Work instructions: List each line holding the string "likely".

[Saved data entries]

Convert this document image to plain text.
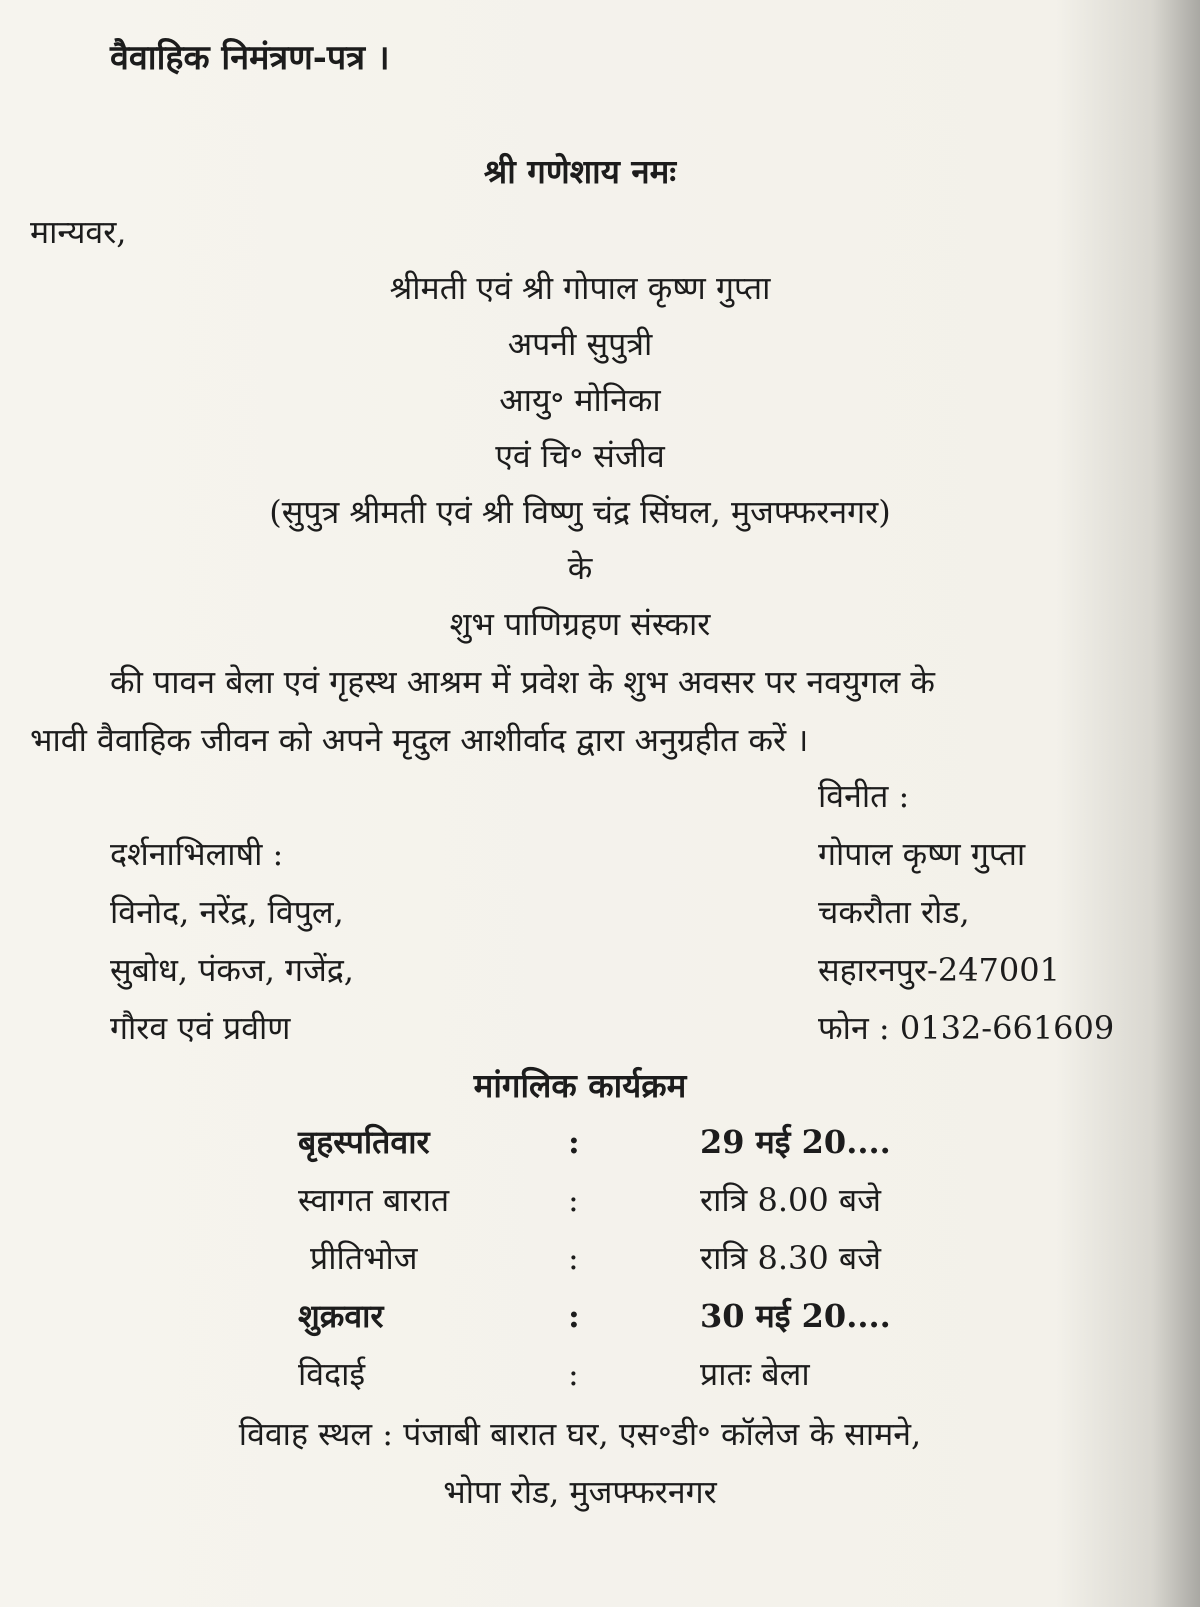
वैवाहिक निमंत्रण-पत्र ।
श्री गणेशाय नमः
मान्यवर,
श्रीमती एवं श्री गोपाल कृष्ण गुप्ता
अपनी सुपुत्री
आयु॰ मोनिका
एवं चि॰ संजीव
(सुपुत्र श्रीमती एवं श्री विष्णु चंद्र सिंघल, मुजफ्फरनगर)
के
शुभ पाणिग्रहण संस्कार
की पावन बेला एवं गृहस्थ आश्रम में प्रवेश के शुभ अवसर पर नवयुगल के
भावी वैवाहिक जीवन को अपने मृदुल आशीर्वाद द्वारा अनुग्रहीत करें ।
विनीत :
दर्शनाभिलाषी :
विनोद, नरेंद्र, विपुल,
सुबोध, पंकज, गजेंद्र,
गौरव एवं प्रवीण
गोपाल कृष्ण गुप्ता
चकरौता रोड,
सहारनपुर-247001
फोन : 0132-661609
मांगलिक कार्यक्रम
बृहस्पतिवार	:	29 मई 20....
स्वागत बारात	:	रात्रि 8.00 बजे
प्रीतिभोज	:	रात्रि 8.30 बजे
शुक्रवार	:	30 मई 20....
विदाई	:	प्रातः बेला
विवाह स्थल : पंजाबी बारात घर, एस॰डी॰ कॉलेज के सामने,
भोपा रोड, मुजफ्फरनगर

---

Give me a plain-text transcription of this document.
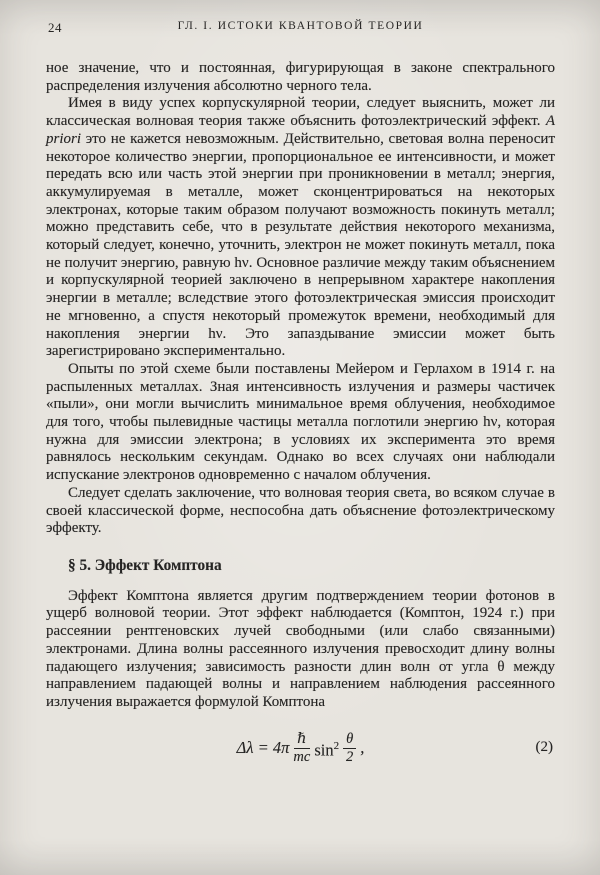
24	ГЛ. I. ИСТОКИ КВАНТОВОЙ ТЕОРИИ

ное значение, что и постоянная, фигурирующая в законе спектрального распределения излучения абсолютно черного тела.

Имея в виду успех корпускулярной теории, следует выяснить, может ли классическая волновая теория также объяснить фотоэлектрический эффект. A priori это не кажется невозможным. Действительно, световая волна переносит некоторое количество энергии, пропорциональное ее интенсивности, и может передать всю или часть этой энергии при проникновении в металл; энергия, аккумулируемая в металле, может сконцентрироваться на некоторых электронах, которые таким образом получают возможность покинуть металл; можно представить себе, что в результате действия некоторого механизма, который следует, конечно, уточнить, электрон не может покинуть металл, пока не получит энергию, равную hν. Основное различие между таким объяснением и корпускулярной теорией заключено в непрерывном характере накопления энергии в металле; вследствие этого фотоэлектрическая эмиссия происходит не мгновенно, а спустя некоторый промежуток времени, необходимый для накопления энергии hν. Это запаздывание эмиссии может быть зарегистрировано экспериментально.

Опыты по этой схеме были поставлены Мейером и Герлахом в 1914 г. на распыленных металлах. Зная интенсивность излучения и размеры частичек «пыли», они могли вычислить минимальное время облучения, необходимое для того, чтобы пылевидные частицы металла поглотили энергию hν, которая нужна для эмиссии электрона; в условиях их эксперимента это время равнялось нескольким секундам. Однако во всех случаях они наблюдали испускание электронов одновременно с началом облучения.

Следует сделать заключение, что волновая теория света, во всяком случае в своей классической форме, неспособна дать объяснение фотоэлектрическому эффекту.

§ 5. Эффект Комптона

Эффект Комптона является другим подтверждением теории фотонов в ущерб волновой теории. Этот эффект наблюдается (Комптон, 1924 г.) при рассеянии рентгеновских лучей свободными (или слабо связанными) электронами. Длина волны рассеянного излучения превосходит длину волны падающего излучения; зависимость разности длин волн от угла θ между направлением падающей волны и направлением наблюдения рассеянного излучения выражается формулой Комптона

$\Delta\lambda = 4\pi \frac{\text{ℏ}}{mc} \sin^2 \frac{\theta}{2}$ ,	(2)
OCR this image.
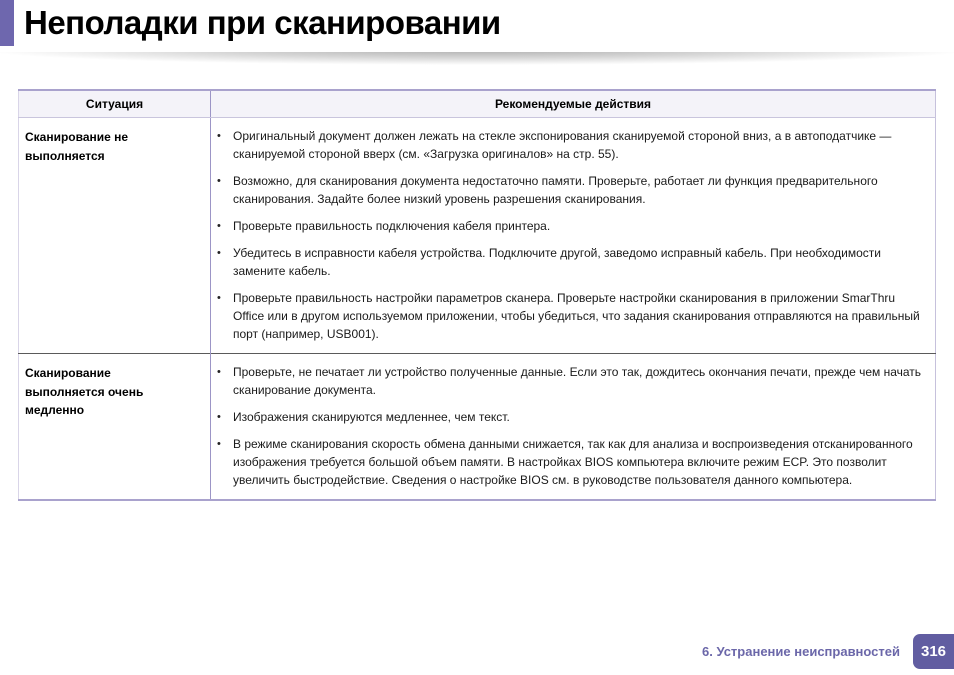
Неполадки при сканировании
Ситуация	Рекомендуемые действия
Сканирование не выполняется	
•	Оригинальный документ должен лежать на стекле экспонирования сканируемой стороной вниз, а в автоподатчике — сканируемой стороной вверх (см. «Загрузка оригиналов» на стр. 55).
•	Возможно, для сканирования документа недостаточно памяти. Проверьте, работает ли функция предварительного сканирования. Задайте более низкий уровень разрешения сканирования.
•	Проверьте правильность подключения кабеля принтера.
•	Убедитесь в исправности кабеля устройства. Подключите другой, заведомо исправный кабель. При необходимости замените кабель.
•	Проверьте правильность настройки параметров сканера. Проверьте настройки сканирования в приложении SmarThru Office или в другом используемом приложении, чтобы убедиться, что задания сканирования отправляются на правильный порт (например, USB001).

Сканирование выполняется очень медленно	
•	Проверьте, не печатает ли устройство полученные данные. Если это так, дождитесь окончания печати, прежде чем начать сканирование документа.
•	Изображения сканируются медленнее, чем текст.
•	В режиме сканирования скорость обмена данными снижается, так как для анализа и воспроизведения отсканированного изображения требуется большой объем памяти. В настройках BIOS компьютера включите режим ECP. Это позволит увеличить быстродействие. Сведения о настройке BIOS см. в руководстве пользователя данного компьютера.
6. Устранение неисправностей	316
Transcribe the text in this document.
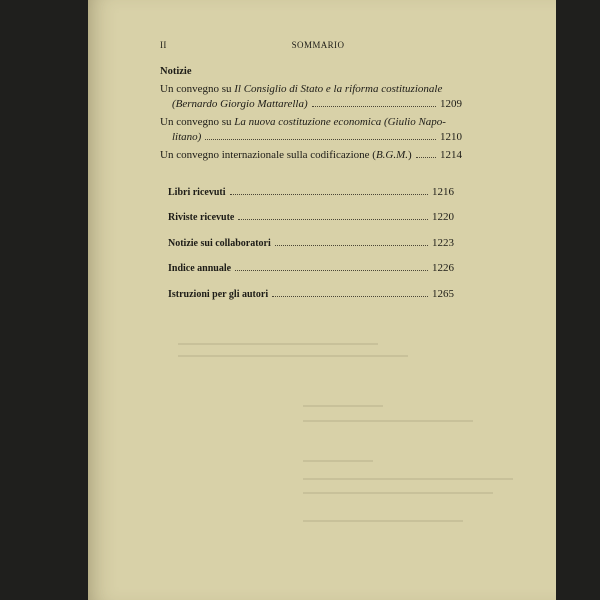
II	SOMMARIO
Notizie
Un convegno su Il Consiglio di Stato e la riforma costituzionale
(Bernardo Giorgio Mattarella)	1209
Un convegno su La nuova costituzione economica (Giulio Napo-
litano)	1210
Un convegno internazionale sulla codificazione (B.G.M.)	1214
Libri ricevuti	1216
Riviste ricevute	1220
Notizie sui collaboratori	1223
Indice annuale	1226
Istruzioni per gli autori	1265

* * *

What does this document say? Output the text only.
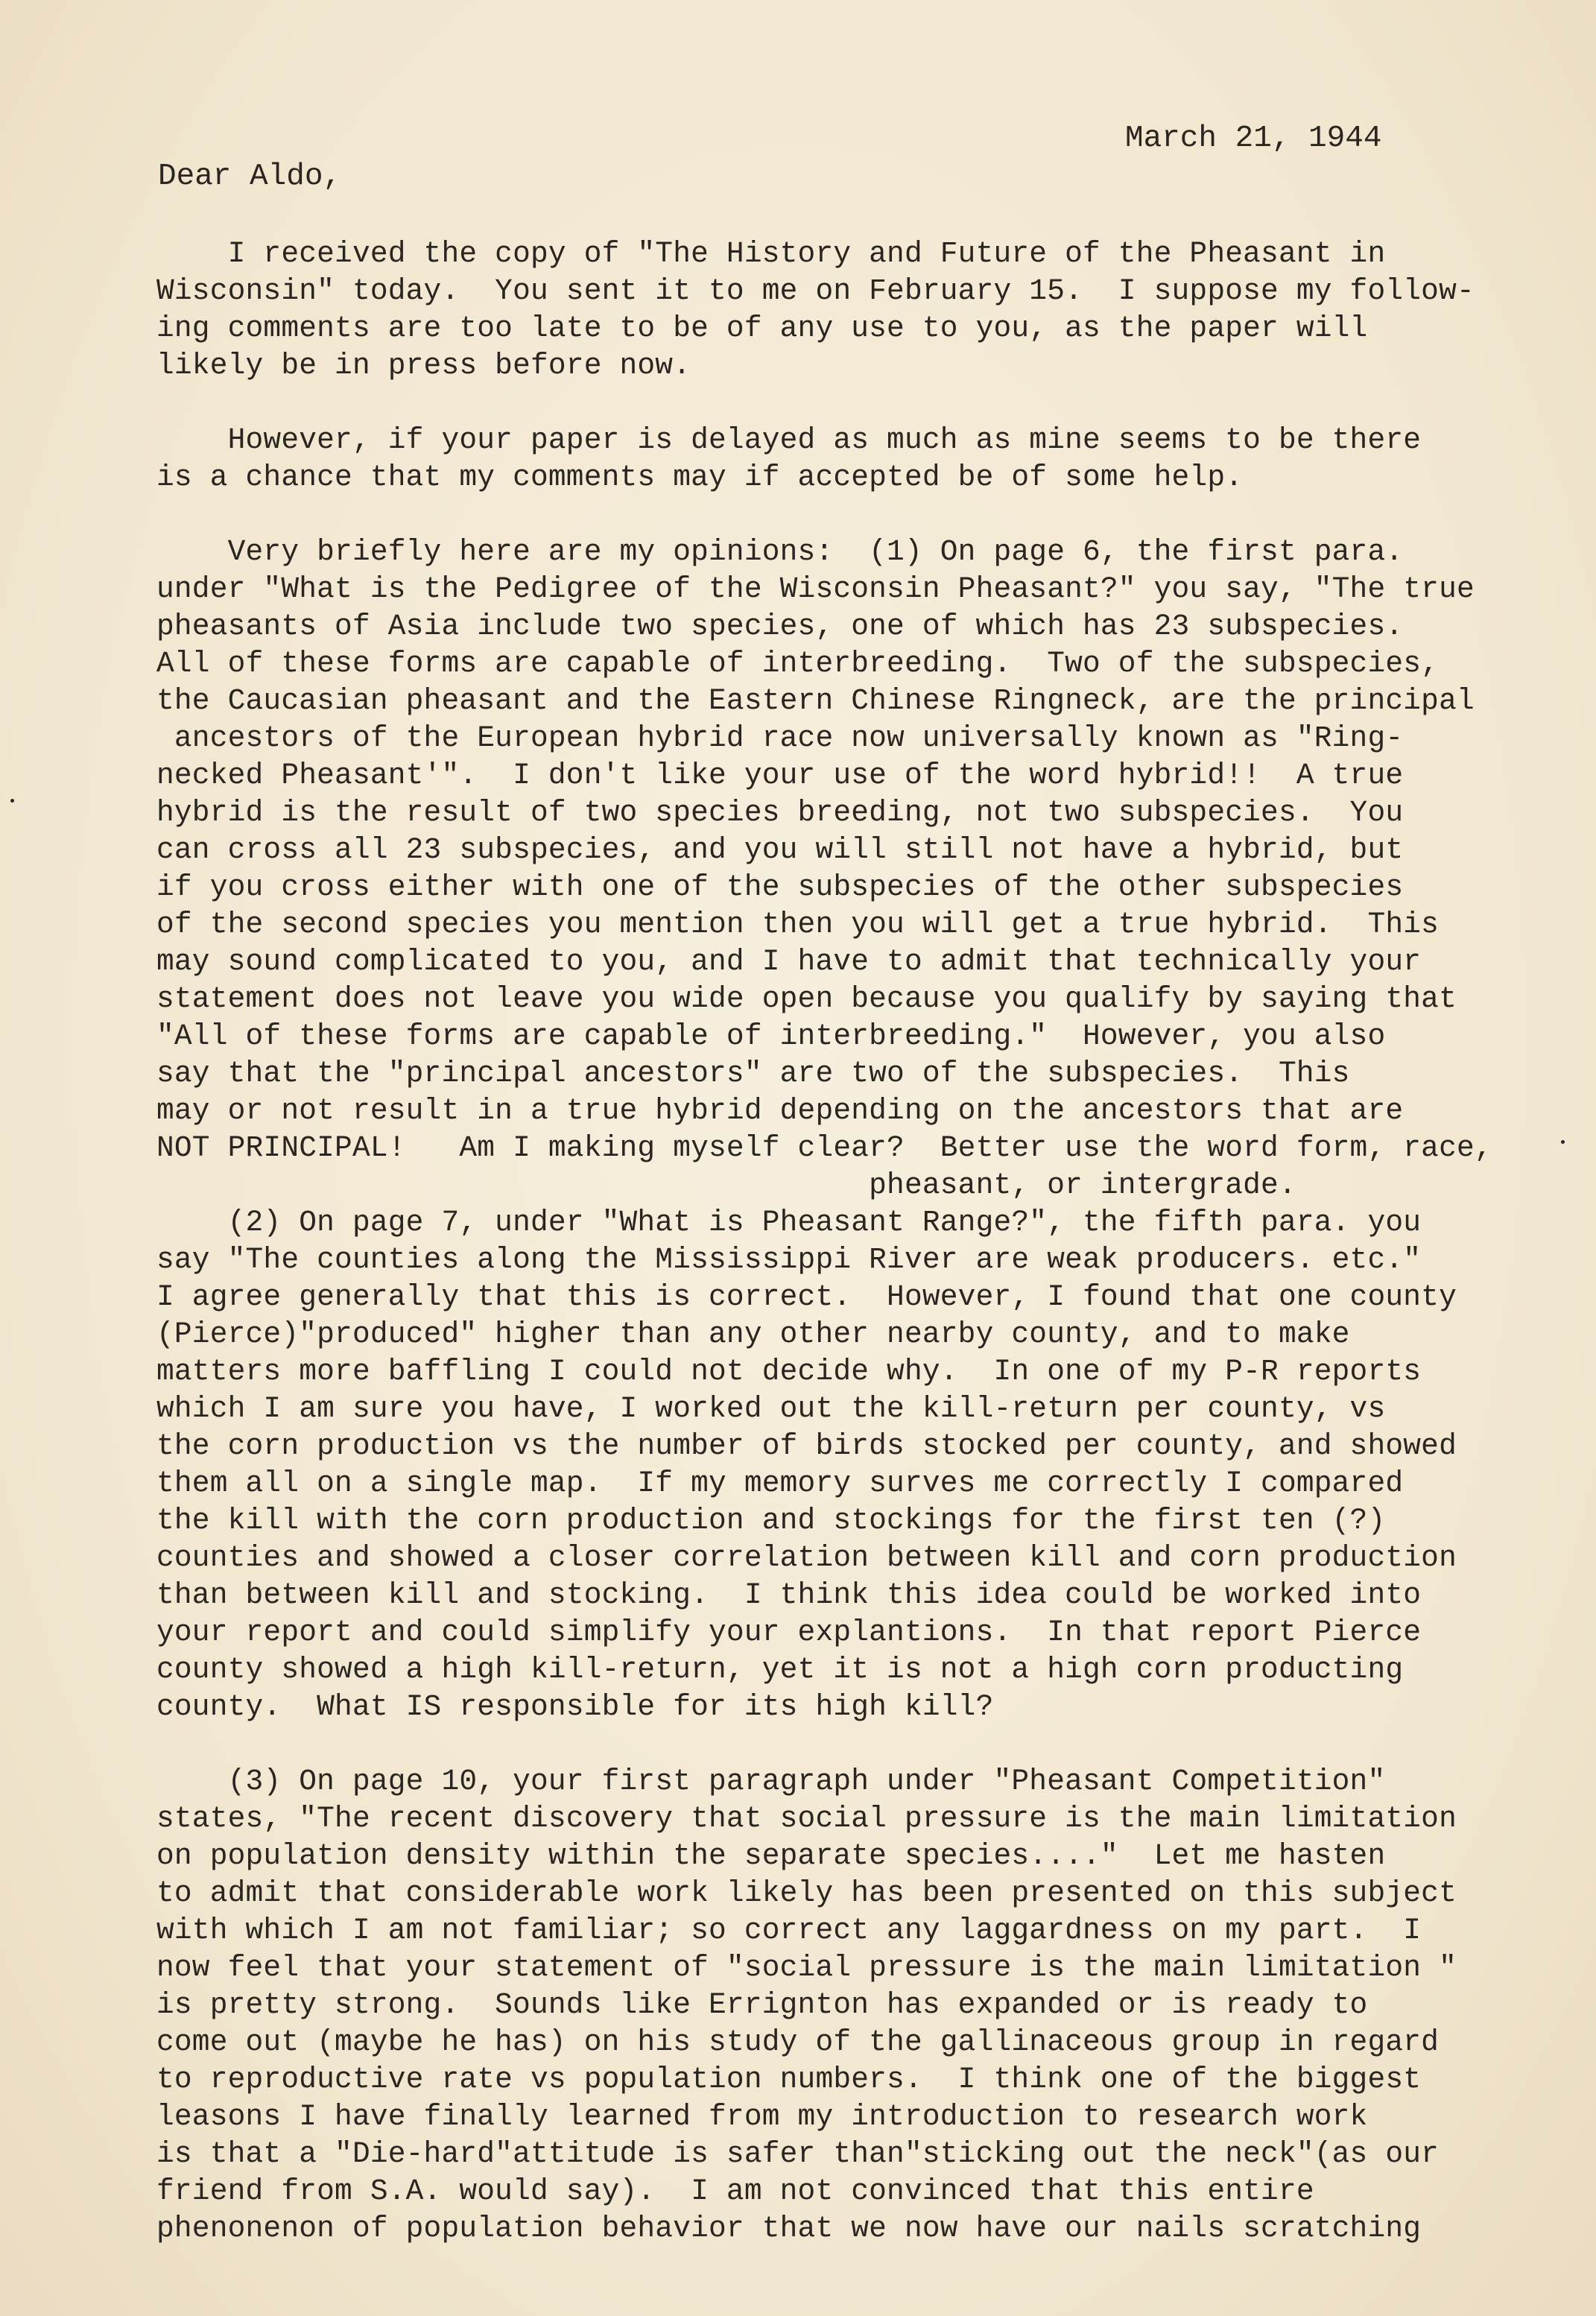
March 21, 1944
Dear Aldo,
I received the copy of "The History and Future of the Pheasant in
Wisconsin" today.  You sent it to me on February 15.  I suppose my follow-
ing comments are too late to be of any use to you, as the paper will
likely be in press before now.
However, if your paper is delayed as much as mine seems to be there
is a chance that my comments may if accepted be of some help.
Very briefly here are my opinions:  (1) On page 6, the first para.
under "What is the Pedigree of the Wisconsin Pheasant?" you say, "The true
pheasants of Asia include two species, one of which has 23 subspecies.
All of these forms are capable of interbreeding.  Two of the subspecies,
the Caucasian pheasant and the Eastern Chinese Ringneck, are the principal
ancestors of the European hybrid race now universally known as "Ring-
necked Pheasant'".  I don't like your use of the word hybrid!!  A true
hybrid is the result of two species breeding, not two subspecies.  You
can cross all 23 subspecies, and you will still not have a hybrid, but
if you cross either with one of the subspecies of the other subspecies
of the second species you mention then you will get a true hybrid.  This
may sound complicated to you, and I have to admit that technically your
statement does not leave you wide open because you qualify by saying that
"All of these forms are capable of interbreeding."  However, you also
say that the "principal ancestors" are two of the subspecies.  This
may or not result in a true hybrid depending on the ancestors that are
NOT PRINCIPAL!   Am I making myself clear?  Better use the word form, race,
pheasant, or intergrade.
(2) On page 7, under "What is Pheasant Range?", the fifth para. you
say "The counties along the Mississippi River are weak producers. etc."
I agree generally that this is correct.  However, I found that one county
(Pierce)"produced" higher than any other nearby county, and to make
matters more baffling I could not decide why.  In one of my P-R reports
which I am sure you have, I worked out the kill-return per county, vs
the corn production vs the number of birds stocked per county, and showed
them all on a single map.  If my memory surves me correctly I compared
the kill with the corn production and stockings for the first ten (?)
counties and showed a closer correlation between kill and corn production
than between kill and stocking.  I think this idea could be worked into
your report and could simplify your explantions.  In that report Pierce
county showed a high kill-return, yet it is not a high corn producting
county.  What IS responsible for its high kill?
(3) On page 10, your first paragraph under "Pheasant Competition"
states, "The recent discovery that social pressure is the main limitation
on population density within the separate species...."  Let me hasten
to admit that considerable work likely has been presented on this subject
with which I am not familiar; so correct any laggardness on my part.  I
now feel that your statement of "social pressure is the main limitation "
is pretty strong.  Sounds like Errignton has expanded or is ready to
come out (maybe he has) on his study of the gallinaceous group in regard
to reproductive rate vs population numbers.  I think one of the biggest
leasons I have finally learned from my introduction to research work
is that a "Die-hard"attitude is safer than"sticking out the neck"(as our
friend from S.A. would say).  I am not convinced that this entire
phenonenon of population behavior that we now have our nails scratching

Written solution:
likely be in press before now.
to admit that considerable work likely has been presented on this subject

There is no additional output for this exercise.